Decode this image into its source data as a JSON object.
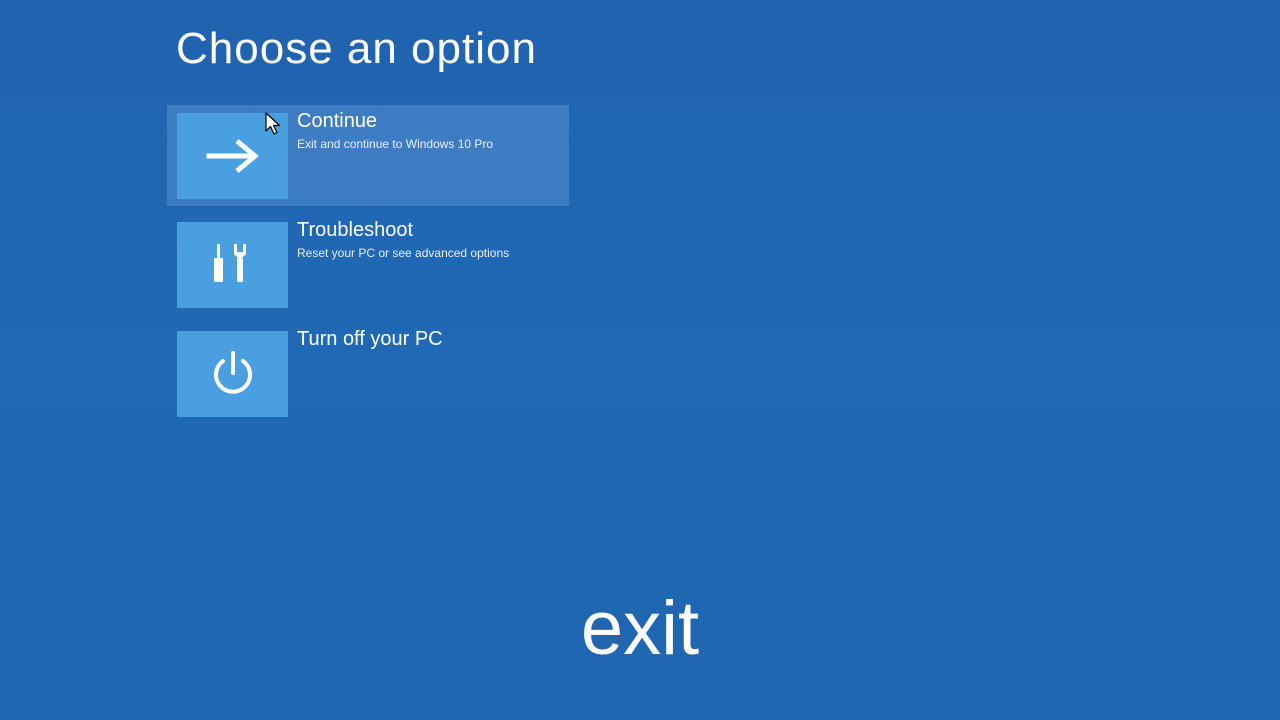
{
  "page": {
    "title": "Choose an option"
  },
  "options": [
    {
      "title": "Continue",
      "description": "Exit and continue to Windows 10 Pro",
      "icon": "arrow-right-icon",
      "selected": true
    },
    {
      "title": "Troubleshoot",
      "description": "Reset your PC or see advanced options",
      "icon": "tools-icon",
      "selected": false
    },
    {
      "title": "Turn off your PC",
      "description": "",
      "icon": "power-icon",
      "selected": false
    }
  ],
  "caption": {
    "text": "exit"
  },
  "colors": {
    "background": "#2166b2",
    "tile": "#4a9fe0",
    "selected_highlight": "#5b8fcf",
    "text": "#ffffff"
  }
}
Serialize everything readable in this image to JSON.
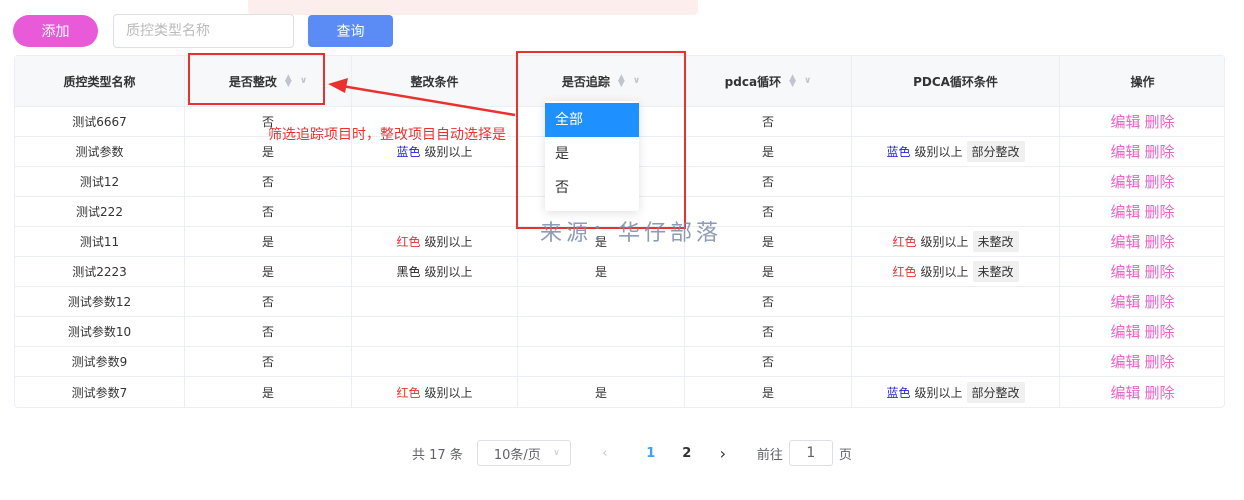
{
  "toolbar": {
    "add_label": "添加",
    "search_placeholder": "质控类型名称",
    "query_label": "查询"
  },
  "columns": [
    "质控类型名称",
    "是否整改",
    "整改条件",
    "是否追踪",
    "pdca循环",
    "PDCA循环条件",
    "操作"
  ],
  "rows": [
    {
      "name": "测试6667",
      "rectify": "否",
      "cond_color": "",
      "cond_text": "",
      "track": "",
      "pdca": "否",
      "p_color": "",
      "p_text": "",
      "p_tag": ""
    },
    {
      "name": "测试参数",
      "rectify": "是",
      "cond_color": "蓝色",
      "cond_text": "级别以上",
      "track": "",
      "pdca": "是",
      "p_color": "蓝色",
      "p_text": "级别以上",
      "p_tag": "部分整改"
    },
    {
      "name": "测试12",
      "rectify": "否",
      "cond_color": "",
      "cond_text": "",
      "track": "",
      "pdca": "否",
      "p_color": "",
      "p_text": "",
      "p_tag": ""
    },
    {
      "name": "测试222",
      "rectify": "否",
      "cond_color": "",
      "cond_text": "",
      "track": "",
      "pdca": "否",
      "p_color": "",
      "p_text": "",
      "p_tag": ""
    },
    {
      "name": "测试11",
      "rectify": "是",
      "cond_color": "红色",
      "cond_text": "级别以上",
      "track": "是",
      "pdca": "是",
      "p_color": "红色",
      "p_text": "级别以上",
      "p_tag": "未整改"
    },
    {
      "name": "测试2223",
      "rectify": "是",
      "cond_color": "黑色",
      "cond_text": "级别以上",
      "track": "是",
      "pdca": "是",
      "p_color": "红色",
      "p_text": "级别以上",
      "p_tag": "未整改"
    },
    {
      "name": "测试参数12",
      "rectify": "否",
      "cond_color": "",
      "cond_text": "",
      "track": "",
      "pdca": "否",
      "p_color": "",
      "p_text": "",
      "p_tag": ""
    },
    {
      "name": "测试参数10",
      "rectify": "否",
      "cond_color": "",
      "cond_text": "",
      "track": "",
      "pdca": "否",
      "p_color": "",
      "p_text": "",
      "p_tag": ""
    },
    {
      "name": "测试参数9",
      "rectify": "否",
      "cond_color": "",
      "cond_text": "",
      "track": "",
      "pdca": "否",
      "p_color": "",
      "p_text": "",
      "p_tag": ""
    },
    {
      "name": "测试参数7",
      "rectify": "是",
      "cond_color": "红色",
      "cond_text": "级别以上",
      "track": "是",
      "pdca": "是",
      "p_color": "蓝色",
      "p_text": "级别以上",
      "p_tag": "部分整改"
    }
  ],
  "actions": {
    "edit": "编辑",
    "delete": "删除"
  },
  "color_map": {
    "蓝色": "#2222dd",
    "红色": "#e8322e",
    "黑色": "#222222"
  },
  "dropdown": {
    "options": [
      "全部",
      "是",
      "否"
    ],
    "selected": "全部"
  },
  "annotation": "筛选追踪项目时，整改项目自动选择是",
  "watermark": "来源：华仔部落",
  "pagination": {
    "total": "共 17 条",
    "page_size": "10条/页",
    "pages": [
      "1",
      "2"
    ],
    "current": "1",
    "goto_label": "前往",
    "goto_value": "1",
    "page_suffix": "页"
  }
}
- - - - - - -
> _Work to be completed_: Reproduce the full listing above verbatim, with no pictures included.

> _Full response_:
Decode this image into its source data as a JSON object.
{
  "page": {
    "title": "Choose an option"
  },
  "options": [
    {
      "title": "Continue",
      "description": "Exit and continue to Windows 10 Pro",
      "icon": "arrow-right-icon",
      "selected": true
    },
    {
      "title": "Troubleshoot",
      "description": "Reset your PC or see advanced options",
      "icon": "tools-icon",
      "selected": false
    },
    {
      "title": "Turn off your PC",
      "description": "",
      "icon": "power-icon",
      "selected": false
    }
  ],
  "caption": {
    "text": "exit"
  },
  "colors": {
    "background": "#2166b2",
    "tile": "#4a9fe0",
    "selected_highlight": "#5b8fcf",
    "text": "#ffffff"
  }
}
Serialize everything readable in this image to JSON.
{
  "toolbar": {
    "add_label": "添加",
    "search_placeholder": "质控类型名称",
    "query_label": "查询"
  },
  "columns": [
    "质控类型名称",
    "是否整改",
    "整改条件",
    "是否追踪",
    "pdca循环",
    "PDCA循环条件",
    "操作"
  ],
  "rows": [
    {
      "name": "测试6667",
      "rectify": "否",
      "cond_color": "",
      "cond_text": "",
      "track": "",
      "pdca": "否",
      "p_color": "",
      "p_text": "",
      "p_tag": ""
    },
    {
      "name": "测试参数",
      "rectify": "是",
      "cond_color": "蓝色",
      "cond_text": "级别以上",
      "track": "",
      "pdca": "是",
      "p_color": "蓝色",
      "p_text": "级别以上",
      "p_tag": "部分整改"
    },
    {
      "name": "测试12",
      "rectify": "否",
      "cond_color": "",
      "cond_text": "",
      "track": "",
      "pdca": "否",
      "p_color": "",
      "p_text": "",
      "p_tag": ""
    },
    {
      "name": "测试222",
      "rectify": "否",
      "cond_color": "",
      "cond_text": "",
      "track": "",
      "pdca": "否",
      "p_color": "",
      "p_text": "",
      "p_tag": ""
    },
    {
      "name": "测试11",
      "rectify": "是",
      "cond_color": "红色",
      "cond_text": "级别以上",
      "track": "是",
      "pdca": "是",
      "p_color": "红色",
      "p_text": "级别以上",
      "p_tag": "未整改"
    },
    {
      "name": "测试2223",
      "rectify": "是",
      "cond_color": "黑色",
      "cond_text": "级别以上",
      "track": "是",
      "pdca": "是",
      "p_color": "红色",
      "p_text": "级别以上",
      "p_tag": "未整改"
    },
    {
      "name": "测试参数12",
      "rectify": "否",
      "cond_color": "",
      "cond_text": "",
      "track": "",
      "pdca": "否",
      "p_color": "",
      "p_text": "",
      "p_tag": ""
    },
    {
      "name": "测试参数10",
      "rectify": "否",
      "cond_color": "",
      "cond_text": "",
      "track": "",
      "pdca": "否",
      "p_color": "",
      "p_text": "",
      "p_tag": ""
    },
    {
      "name": "测试参数9",
      "rectify": "否",
      "cond_color": "",
      "cond_text": "",
      "track": "",
      "pdca": "否",
      "p_color": "",
      "p_text": "",
      "p_tag": ""
    },
    {
      "name": "测试参数7",
      "rectify": "是",
      "cond_color": "红色",
      "cond_text": "级别以上",
      "track": "是",
      "pdca": "是",
      "p_color": "蓝色",
      "p_text": "级别以上",
      "p_tag": "部分整改"
    }
  ],
  "actions": {
    "edit": "编辑",
    "delete": "删除"
  },
  "color_map": {
    "蓝色": "#2222dd",
    "红色": "#e8322e",
    "黑色": "#222222"
  },
  "dropdown": {
    "options": [
      "全部",
      "是",
      "否"
    ],
    "selected": "全部"
  },
  "annotation": "筛选追踪项目时，整改项目自动选择是",
  "watermark": "来源：华仔部落",
  "pagination": {
    "total": "共 17 条",
    "page_size": "10条/页",
    "pages": [
      "1",
      "2"
    ],
    "current": "1",
    "goto_label": "前往",
    "goto_value": "1",
    "page_suffix": "页"
  }
}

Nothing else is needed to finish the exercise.